— GIVEN ENTRIES —

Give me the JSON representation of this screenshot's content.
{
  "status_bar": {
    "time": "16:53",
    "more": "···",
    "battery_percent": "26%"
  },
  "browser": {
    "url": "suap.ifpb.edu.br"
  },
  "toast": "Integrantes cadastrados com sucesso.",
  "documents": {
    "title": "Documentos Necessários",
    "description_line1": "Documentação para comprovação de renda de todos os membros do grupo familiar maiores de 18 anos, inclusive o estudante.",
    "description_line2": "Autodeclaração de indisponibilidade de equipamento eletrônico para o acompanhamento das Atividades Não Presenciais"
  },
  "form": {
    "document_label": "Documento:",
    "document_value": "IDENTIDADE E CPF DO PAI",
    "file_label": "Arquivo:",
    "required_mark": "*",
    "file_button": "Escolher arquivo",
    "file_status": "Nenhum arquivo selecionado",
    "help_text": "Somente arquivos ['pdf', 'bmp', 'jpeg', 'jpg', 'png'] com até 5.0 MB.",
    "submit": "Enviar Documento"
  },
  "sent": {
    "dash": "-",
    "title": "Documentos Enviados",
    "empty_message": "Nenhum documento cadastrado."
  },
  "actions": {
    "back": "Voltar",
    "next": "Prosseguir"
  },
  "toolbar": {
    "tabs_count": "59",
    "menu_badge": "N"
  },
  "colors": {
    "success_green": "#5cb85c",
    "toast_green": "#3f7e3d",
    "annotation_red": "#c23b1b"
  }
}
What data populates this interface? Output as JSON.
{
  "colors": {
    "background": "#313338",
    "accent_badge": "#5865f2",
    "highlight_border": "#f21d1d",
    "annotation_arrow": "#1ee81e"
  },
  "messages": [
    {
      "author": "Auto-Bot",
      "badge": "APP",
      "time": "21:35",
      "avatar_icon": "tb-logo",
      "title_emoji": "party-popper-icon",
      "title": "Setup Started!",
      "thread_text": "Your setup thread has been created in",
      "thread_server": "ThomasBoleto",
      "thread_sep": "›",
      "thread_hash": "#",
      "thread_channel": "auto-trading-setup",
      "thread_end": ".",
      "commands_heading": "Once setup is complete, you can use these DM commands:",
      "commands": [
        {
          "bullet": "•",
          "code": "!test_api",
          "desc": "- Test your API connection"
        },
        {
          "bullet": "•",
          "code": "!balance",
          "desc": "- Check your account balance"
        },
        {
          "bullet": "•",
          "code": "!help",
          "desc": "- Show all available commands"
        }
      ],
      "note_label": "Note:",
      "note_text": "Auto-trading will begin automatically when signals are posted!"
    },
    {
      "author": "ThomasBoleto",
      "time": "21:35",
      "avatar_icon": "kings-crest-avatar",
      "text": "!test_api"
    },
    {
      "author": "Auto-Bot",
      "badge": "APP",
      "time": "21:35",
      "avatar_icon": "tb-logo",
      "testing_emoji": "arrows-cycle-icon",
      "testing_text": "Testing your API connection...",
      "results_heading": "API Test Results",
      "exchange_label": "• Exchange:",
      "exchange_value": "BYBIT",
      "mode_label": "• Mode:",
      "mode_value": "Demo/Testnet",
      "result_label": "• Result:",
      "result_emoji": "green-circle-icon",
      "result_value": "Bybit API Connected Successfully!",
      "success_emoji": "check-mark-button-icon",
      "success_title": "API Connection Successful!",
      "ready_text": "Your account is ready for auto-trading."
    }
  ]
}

— WRITTEN EXERCISE —
Reproduce all of the material above word for word.

— OUTPUT FOR THIS TASK —
Give me the JSON representation of this screenshot's content.
{
  "status_bar": {
    "time": "16:53",
    "more": "···",
    "battery_percent": "26%"
  },
  "browser": {
    "url": "suap.ifpb.edu.br"
  },
  "toast": "Integrantes cadastrados com sucesso.",
  "documents": {
    "title": "Documentos Necessários",
    "description_line1": "Documentação para comprovação de renda de todos os membros do grupo familiar maiores de 18 anos, inclusive o estudante.",
    "description_line2": "Autodeclaração de indisponibilidade de equipamento eletrônico para o acompanhamento das Atividades Não Presenciais"
  },
  "form": {
    "document_label": "Documento:",
    "document_value": "IDENTIDADE E CPF DO PAI",
    "file_label": "Arquivo:",
    "required_mark": "*",
    "file_button": "Escolher arquivo",
    "file_status": "Nenhum arquivo selecionado",
    "help_text": "Somente arquivos ['pdf', 'bmp', 'jpeg', 'jpg', 'png'] com até 5.0 MB.",
    "submit": "Enviar Documento"
  },
  "sent": {
    "dash": "-",
    "title": "Documentos Enviados",
    "empty_message": "Nenhum documento cadastrado."
  },
  "actions": {
    "back": "Voltar",
    "next": "Prosseguir"
  },
  "toolbar": {
    "tabs_count": "59",
    "menu_badge": "N"
  },
  "colors": {
    "success_green": "#5cb85c",
    "toast_green": "#3f7e3d",
    "annotation_red": "#c23b1b"
  }
}
What data populates this interface? Output as JSON.
{
  "colors": {
    "background": "#313338",
    "accent_badge": "#5865f2",
    "highlight_border": "#f21d1d",
    "annotation_arrow": "#1ee81e"
  },
  "messages": [
    {
      "author": "Auto-Bot",
      "badge": "APP",
      "time": "21:35",
      "avatar_icon": "tb-logo",
      "title_emoji": "party-popper-icon",
      "title": "Setup Started!",
      "thread_text": "Your setup thread has been created in",
      "thread_server": "ThomasBoleto",
      "thread_sep": "›",
      "thread_hash": "#",
      "thread_channel": "auto-trading-setup",
      "thread_end": ".",
      "commands_heading": "Once setup is complete, you can use these DM commands:",
      "commands": [
        {
          "bullet": "•",
          "code": "!test_api",
          "desc": "- Test your API connection"
        },
        {
          "bullet": "•",
          "code": "!balance",
          "desc": "- Check your account balance"
        },
        {
          "bullet": "•",
          "code": "!help",
          "desc": "- Show all available commands"
        }
      ],
      "note_label": "Note:",
      "note_text": "Auto-trading will begin automatically when signals are posted!"
    },
    {
      "author": "ThomasBoleto",
      "time": "21:35",
      "avatar_icon": "kings-crest-avatar",
      "text": "!test_api"
    },
    {
      "author": "Auto-Bot",
      "badge": "APP",
      "time": "21:35",
      "avatar_icon": "tb-logo",
      "testing_emoji": "arrows-cycle-icon",
      "testing_text": "Testing your API connection...",
      "results_heading": "API Test Results",
      "exchange_label": "• Exchange:",
      "exchange_value": "BYBIT",
      "mode_label": "• Mode:",
      "mode_value": "Demo/Testnet",
      "result_label": "• Result:",
      "result_emoji": "green-circle-icon",
      "result_value": "Bybit API Connected Successfully!",
      "success_emoji": "check-mark-button-icon",
      "success_title": "API Connection Successful!",
      "ready_text": "Your account is ready for auto-trading."
    }
  ]
}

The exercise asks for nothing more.